#### SHORT TASK:
Leave the pictures out. Return all other data exactly.

#### DATA PROVIDED:
- - - -

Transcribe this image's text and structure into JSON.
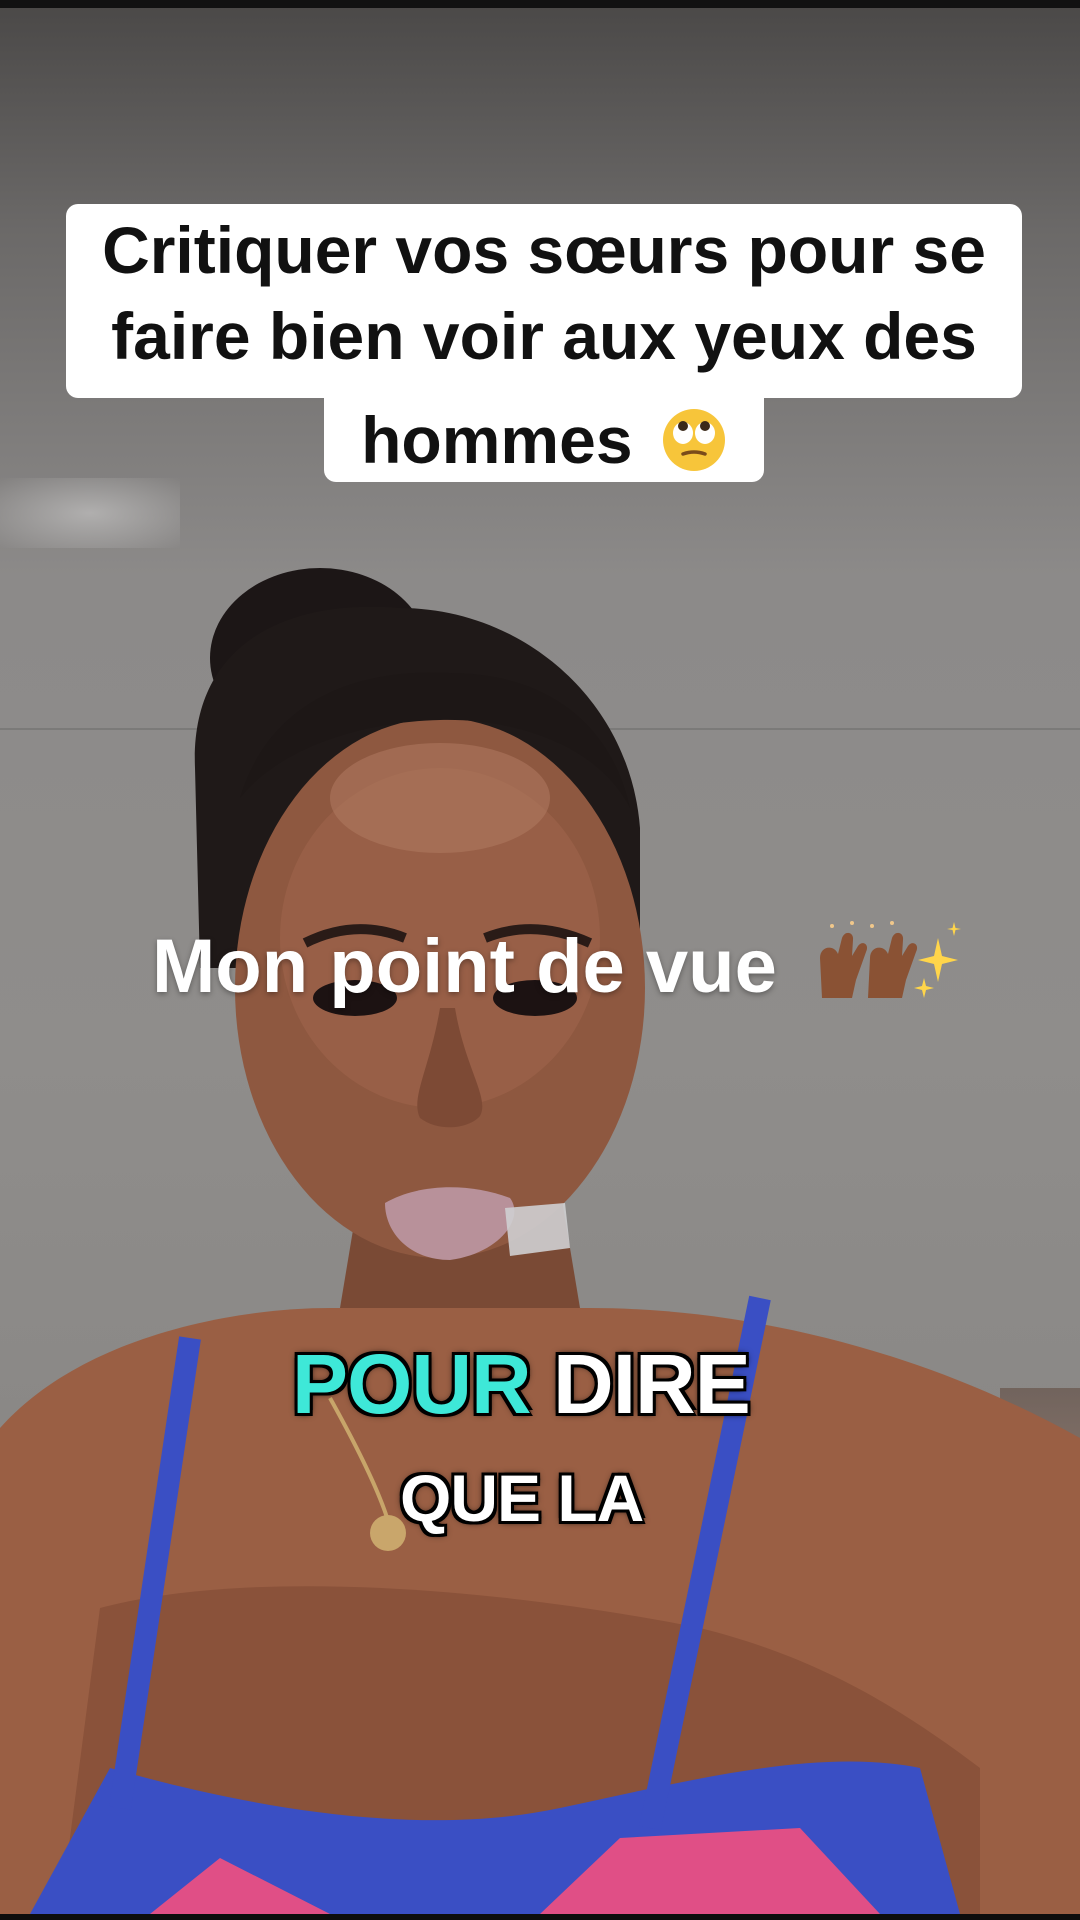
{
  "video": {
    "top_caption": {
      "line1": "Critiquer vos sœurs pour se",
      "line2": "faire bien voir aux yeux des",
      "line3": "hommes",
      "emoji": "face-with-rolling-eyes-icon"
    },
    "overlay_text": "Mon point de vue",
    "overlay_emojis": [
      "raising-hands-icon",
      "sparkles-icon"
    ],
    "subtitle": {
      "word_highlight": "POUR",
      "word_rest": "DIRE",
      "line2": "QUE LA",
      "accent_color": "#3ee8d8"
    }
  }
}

- - - -

#### ANSWER FOR THE TASK:
Transcribe this image's text and structure into JSON.
{
  "video": {
    "top_caption": {
      "line1": "Critiquer vos sœurs pour se",
      "line2": "faire bien voir aux yeux des",
      "line3": "hommes",
      "emoji": "face-with-rolling-eyes-icon"
    },
    "overlay_text": "Mon point de vue",
    "overlay_emojis": [
      "raising-hands-icon",
      "sparkles-icon"
    ],
    "subtitle": {
      "word_highlight": "POUR",
      "word_rest": "DIRE",
      "line2": "QUE LA",
      "accent_color": "#3ee8d8"
    }
  }
}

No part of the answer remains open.